● Exercise
Extract all lines that hold the string "Intesa".

● Given entries
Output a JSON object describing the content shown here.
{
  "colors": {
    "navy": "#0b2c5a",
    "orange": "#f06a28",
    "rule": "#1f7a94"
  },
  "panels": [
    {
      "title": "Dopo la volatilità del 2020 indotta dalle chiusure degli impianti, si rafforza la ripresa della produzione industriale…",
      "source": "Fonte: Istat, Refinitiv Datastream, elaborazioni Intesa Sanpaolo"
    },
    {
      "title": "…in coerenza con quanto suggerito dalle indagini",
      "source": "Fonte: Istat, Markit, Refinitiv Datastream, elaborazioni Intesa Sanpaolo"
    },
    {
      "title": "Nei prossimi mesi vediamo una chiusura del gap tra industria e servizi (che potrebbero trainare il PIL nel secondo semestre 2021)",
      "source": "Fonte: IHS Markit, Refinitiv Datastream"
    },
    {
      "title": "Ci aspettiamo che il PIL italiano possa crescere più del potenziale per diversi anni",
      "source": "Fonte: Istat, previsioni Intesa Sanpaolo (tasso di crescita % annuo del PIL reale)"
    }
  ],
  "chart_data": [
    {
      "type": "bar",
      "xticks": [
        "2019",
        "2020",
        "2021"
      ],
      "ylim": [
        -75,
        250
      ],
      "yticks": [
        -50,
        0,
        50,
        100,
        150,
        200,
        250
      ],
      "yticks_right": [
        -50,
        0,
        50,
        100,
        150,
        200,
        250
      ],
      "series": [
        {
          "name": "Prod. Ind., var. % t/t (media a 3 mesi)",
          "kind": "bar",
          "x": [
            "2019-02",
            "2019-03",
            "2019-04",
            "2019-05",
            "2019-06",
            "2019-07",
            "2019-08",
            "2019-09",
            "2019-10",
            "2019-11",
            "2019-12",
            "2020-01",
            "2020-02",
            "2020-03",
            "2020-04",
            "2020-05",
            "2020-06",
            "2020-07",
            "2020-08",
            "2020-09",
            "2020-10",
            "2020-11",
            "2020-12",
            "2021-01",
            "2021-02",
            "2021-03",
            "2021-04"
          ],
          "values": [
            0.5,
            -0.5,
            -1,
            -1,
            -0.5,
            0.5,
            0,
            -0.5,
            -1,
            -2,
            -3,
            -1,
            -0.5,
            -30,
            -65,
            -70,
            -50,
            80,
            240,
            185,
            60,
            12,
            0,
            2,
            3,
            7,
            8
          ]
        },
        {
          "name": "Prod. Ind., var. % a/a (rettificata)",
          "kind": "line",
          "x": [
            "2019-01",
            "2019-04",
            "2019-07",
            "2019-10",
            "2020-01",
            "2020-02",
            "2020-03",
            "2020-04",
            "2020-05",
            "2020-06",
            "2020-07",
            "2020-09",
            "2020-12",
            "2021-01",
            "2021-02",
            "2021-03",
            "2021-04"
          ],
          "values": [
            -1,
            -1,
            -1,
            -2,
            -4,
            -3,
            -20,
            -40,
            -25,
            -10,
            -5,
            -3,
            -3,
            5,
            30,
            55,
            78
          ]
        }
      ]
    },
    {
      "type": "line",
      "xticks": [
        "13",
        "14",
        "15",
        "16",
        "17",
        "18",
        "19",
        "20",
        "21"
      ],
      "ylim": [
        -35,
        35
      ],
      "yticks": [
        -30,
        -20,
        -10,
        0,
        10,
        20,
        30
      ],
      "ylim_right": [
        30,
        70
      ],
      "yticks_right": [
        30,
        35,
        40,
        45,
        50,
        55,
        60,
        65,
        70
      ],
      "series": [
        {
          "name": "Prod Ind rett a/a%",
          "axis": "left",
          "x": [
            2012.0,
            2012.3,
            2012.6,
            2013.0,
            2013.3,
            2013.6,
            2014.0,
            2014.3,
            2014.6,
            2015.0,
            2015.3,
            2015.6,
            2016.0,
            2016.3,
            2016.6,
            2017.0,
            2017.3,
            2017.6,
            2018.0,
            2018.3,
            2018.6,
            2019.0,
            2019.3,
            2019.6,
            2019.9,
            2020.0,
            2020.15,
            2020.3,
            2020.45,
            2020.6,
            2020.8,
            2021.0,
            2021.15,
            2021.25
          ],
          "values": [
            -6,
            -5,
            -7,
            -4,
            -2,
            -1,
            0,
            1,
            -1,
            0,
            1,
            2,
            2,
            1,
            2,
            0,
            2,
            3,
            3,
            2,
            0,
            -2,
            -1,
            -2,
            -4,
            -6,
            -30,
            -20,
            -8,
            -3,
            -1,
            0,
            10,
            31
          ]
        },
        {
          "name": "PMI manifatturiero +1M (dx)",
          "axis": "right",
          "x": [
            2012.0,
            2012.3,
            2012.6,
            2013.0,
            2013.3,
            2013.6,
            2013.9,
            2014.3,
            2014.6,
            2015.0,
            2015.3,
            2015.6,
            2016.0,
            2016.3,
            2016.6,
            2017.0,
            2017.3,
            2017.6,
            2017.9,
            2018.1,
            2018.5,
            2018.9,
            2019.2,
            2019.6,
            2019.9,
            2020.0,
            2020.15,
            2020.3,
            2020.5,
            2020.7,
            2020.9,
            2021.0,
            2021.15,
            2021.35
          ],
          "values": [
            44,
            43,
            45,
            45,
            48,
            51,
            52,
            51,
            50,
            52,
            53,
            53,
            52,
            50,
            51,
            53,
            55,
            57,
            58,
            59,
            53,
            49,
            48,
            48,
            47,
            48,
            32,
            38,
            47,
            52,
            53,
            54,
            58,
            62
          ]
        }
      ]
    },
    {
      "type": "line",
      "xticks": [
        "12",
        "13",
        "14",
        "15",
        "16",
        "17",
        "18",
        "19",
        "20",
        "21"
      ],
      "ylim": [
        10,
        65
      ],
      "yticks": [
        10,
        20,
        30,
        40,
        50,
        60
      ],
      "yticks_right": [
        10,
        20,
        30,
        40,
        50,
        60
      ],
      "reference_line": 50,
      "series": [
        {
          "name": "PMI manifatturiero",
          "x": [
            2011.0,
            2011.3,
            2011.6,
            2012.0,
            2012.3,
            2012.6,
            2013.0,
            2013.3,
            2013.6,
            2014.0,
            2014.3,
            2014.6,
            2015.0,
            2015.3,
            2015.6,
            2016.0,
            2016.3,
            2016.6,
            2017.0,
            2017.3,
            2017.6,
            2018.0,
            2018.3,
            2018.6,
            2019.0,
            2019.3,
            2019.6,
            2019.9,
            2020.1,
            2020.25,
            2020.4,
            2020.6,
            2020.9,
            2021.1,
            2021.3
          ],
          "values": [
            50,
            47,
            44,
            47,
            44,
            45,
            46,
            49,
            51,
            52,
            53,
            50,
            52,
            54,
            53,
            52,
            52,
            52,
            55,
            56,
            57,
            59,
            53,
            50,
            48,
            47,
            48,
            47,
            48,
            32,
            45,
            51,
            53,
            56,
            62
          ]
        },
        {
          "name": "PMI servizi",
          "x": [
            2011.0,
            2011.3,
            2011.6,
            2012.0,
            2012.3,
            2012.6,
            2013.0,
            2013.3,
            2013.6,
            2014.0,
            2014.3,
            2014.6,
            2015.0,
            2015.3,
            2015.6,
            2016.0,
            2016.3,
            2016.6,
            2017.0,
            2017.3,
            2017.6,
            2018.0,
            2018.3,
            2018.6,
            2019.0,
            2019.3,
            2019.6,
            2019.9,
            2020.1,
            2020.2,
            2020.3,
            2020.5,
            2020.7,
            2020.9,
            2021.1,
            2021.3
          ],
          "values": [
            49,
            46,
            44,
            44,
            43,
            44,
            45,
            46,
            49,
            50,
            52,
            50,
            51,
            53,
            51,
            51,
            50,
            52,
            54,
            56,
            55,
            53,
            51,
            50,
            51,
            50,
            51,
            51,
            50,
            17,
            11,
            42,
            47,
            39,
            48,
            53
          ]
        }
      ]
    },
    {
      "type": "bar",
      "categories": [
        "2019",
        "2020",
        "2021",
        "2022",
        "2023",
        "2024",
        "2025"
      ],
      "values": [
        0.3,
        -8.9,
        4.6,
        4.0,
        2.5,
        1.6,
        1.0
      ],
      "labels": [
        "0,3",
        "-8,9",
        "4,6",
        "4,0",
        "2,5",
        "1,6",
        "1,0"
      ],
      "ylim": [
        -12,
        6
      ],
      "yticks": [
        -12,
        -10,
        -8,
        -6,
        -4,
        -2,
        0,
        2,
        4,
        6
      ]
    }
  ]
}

● Finished answer
      "source": "Fonte: Istat, Refinitiv Datastream, elaborazioni Intesa Sanpaolo"
      "source": "Fonte: Istat, Markit, Refinitiv Datastream, elaborazioni Intesa Sanpaolo"
      "source": "Fonte: Istat, previsioni Intesa Sanpaolo (tasso di crescita % annuo del PIL reale)"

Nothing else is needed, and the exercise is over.